--- Begin Supplied material ---
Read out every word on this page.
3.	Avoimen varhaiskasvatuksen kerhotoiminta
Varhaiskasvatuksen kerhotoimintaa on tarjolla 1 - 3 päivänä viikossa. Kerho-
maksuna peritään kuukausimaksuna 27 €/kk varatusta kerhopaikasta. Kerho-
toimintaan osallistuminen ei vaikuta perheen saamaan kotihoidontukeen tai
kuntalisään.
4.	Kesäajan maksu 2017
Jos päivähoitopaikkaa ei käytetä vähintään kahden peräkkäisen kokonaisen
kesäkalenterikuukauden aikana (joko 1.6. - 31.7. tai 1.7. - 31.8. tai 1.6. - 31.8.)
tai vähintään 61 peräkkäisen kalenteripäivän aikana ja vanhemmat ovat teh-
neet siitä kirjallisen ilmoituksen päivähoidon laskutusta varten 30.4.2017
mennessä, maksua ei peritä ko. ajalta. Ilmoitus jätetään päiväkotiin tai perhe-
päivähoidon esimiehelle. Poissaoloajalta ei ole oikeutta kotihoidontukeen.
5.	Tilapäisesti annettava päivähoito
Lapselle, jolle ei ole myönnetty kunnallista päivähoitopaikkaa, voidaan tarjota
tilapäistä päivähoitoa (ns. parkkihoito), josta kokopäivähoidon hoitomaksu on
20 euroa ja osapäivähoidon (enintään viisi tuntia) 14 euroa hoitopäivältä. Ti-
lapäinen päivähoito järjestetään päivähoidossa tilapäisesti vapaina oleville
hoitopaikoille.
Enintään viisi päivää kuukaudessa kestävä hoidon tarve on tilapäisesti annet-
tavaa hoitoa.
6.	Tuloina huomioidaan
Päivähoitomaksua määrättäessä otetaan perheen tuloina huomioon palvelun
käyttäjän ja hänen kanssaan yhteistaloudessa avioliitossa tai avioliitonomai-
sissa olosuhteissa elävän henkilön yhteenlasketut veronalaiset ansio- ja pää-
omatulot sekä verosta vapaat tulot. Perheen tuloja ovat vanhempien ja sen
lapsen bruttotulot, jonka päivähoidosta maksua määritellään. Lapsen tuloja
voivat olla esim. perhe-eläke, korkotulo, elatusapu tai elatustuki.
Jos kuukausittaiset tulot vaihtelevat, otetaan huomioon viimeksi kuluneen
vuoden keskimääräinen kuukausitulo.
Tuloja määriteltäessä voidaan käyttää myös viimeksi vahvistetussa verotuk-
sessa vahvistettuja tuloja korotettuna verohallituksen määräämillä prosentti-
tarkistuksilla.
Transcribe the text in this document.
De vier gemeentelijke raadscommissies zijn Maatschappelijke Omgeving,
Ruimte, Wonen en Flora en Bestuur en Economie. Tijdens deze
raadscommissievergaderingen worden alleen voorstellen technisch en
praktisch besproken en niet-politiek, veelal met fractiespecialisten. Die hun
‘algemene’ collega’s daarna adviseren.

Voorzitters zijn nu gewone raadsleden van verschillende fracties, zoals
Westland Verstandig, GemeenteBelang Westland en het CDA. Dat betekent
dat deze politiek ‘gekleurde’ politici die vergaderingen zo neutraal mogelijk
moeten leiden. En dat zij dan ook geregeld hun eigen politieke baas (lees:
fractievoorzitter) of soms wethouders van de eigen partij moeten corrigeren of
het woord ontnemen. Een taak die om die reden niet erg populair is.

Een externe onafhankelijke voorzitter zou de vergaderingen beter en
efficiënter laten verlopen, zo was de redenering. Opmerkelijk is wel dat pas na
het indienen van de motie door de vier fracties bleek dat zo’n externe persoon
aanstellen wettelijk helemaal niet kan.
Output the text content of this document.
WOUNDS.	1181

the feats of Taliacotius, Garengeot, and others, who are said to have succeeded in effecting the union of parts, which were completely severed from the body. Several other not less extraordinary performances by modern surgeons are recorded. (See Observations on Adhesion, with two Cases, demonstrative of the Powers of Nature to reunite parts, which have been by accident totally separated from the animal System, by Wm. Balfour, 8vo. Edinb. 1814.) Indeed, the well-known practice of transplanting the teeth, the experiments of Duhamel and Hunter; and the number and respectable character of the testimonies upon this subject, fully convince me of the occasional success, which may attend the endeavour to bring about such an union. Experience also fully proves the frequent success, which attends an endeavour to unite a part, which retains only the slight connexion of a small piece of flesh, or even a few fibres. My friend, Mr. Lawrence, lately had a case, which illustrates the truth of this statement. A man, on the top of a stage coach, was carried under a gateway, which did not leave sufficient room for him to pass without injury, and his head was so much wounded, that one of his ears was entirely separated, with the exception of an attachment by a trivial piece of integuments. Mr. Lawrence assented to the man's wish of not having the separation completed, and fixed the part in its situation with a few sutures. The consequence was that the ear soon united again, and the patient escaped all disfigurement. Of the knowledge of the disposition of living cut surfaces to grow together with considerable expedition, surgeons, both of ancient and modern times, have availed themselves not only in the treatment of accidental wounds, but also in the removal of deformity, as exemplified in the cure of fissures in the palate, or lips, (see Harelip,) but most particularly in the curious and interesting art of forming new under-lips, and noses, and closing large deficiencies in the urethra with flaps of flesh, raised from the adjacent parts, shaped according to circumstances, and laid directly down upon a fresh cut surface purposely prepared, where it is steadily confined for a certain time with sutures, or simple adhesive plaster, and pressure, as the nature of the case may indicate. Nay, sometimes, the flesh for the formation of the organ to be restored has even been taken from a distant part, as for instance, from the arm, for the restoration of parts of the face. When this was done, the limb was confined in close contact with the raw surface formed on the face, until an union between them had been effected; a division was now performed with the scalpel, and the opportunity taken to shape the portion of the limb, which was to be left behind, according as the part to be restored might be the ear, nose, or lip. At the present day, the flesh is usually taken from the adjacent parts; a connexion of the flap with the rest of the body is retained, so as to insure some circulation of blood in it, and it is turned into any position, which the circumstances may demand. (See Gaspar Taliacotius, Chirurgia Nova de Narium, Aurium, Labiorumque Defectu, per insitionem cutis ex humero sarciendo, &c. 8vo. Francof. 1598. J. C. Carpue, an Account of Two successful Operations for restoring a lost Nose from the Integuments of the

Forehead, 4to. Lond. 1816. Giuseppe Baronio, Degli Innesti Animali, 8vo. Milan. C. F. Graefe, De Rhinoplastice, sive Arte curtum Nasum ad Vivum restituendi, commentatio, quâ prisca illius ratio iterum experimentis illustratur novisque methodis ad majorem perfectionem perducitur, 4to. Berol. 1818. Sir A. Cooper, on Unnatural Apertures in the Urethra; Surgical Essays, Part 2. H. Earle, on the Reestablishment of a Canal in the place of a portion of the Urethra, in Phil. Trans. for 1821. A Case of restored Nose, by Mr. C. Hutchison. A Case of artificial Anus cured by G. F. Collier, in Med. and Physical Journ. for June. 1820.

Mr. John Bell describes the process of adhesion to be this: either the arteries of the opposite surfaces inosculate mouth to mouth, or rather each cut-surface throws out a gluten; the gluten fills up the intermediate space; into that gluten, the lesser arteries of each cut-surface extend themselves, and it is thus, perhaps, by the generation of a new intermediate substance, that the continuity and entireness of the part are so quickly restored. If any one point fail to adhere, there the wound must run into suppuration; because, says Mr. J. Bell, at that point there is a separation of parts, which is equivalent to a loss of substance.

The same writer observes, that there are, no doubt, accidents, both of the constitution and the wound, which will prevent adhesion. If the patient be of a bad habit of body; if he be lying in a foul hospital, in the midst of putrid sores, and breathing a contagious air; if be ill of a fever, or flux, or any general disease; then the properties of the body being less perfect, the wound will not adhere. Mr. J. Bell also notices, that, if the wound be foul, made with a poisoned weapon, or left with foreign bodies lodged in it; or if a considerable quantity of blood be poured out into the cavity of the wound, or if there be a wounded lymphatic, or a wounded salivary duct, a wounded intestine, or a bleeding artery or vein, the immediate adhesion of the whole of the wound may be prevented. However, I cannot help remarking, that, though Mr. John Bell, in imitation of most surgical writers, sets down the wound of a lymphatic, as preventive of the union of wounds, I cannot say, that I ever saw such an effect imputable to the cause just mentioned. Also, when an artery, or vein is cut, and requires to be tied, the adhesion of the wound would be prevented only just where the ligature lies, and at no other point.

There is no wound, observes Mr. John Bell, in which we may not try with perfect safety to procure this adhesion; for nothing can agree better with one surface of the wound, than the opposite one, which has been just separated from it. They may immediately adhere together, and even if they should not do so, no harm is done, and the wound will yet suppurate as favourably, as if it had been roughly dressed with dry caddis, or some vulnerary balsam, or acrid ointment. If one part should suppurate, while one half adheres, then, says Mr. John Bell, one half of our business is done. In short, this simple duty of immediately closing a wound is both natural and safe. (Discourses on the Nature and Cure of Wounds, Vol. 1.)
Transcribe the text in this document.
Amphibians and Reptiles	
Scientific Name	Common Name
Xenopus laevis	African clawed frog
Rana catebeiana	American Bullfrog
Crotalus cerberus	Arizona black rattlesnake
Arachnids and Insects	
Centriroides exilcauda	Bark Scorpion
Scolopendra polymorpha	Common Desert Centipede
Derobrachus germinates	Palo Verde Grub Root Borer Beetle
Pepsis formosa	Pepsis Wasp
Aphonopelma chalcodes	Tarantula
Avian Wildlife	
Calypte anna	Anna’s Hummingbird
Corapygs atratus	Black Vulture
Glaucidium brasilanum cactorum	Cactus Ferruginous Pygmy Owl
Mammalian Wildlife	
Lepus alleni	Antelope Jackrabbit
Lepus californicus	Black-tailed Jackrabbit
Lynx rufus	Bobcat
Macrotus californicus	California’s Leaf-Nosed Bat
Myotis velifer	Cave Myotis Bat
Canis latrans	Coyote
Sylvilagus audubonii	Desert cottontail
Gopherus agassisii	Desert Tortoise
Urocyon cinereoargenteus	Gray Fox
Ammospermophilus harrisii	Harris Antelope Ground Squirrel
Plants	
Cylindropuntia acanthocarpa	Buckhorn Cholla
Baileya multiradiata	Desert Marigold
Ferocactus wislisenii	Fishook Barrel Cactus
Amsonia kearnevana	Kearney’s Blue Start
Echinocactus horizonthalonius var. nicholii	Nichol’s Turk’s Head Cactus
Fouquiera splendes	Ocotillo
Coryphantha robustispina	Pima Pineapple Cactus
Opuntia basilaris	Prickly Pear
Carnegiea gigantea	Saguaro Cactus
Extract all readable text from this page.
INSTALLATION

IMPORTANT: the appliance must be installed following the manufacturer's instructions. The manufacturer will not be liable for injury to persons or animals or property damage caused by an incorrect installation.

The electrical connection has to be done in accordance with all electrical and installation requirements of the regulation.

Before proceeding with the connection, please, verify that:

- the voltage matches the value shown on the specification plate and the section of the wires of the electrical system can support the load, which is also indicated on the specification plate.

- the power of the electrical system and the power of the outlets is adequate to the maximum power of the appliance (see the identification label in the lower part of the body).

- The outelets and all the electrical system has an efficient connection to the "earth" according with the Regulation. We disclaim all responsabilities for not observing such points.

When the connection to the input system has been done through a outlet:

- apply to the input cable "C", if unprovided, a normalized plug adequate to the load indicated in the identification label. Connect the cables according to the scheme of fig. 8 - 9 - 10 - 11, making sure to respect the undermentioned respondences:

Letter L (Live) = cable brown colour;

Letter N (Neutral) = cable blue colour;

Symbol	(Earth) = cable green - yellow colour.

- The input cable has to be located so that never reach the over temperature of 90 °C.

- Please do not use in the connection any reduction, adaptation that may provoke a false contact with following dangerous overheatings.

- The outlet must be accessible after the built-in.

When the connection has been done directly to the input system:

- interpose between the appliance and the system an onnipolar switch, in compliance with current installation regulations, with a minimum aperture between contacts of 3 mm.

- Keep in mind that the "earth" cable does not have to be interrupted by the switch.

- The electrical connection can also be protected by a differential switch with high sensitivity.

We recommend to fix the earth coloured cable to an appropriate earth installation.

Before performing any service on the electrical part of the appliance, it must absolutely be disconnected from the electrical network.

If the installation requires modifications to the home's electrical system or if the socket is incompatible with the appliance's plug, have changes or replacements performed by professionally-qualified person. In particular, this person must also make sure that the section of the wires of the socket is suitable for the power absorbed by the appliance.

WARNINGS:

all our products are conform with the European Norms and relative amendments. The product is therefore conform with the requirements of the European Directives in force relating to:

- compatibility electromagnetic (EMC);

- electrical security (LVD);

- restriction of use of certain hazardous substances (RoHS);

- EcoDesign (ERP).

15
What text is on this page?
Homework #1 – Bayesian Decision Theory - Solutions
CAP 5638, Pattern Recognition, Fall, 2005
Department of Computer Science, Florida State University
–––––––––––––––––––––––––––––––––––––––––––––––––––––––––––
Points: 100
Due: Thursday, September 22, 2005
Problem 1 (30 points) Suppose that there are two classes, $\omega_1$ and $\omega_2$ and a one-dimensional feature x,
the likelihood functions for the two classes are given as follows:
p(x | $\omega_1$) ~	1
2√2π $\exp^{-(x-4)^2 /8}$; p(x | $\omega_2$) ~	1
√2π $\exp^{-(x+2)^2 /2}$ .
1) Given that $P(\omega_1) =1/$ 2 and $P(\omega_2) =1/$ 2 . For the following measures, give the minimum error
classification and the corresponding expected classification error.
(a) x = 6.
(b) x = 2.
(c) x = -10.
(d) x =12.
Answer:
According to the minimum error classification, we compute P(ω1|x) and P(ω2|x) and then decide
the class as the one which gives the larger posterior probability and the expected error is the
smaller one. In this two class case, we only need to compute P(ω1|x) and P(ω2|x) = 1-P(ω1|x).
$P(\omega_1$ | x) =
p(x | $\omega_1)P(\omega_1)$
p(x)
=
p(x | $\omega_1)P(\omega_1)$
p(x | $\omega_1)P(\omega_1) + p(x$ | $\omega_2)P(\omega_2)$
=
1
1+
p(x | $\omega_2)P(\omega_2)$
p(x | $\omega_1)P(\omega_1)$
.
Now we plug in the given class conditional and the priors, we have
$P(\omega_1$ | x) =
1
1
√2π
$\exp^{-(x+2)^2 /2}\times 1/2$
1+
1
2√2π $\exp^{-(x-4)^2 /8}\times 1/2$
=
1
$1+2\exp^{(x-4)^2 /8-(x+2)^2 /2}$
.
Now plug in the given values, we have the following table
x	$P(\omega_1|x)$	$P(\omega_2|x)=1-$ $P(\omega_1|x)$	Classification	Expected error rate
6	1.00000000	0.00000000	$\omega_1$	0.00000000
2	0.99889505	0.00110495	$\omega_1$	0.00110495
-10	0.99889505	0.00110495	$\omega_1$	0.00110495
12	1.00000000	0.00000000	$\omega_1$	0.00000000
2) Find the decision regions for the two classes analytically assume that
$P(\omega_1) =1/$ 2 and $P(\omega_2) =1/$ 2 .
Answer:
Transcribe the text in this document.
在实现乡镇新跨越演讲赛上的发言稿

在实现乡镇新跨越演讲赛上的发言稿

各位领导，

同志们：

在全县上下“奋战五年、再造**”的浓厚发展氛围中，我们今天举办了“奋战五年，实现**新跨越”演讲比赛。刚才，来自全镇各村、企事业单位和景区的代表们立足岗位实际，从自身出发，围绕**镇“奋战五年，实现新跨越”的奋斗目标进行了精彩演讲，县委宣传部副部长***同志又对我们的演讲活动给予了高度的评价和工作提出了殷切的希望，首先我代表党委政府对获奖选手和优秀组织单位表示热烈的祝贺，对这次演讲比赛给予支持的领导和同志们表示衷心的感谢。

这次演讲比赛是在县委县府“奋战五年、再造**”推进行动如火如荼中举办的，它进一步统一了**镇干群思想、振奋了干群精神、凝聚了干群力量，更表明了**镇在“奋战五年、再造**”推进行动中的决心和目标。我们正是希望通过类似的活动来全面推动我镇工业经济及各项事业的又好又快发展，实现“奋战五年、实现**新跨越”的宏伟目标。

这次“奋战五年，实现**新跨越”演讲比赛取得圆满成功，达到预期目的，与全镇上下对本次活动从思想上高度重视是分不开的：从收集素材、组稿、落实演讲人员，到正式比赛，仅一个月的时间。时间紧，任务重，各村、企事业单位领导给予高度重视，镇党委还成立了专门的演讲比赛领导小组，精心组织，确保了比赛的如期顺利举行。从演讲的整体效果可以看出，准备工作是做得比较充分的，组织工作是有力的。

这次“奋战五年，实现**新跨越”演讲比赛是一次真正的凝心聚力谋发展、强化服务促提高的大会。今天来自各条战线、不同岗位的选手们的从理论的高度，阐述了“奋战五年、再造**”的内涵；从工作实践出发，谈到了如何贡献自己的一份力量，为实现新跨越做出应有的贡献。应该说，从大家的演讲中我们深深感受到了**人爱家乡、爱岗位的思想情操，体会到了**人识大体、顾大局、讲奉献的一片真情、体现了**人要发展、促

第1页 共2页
--- End Supplied material ---
Exercise description: Reproduce each line of the entries in which the word "identification" is found.

Problem solution:
- the power of the electrical system and the power of the outlets is adequate to the maximum power of the appliance (see the identification label in the lower part of the body).
- apply to the input cable "C", if unprovided, a normalized plug adequate to the load indicated in the identification label. Connect the cables according to the scheme of fig. 8 - 9 - 10 - 11, making sure to respect the undermentioned respondences:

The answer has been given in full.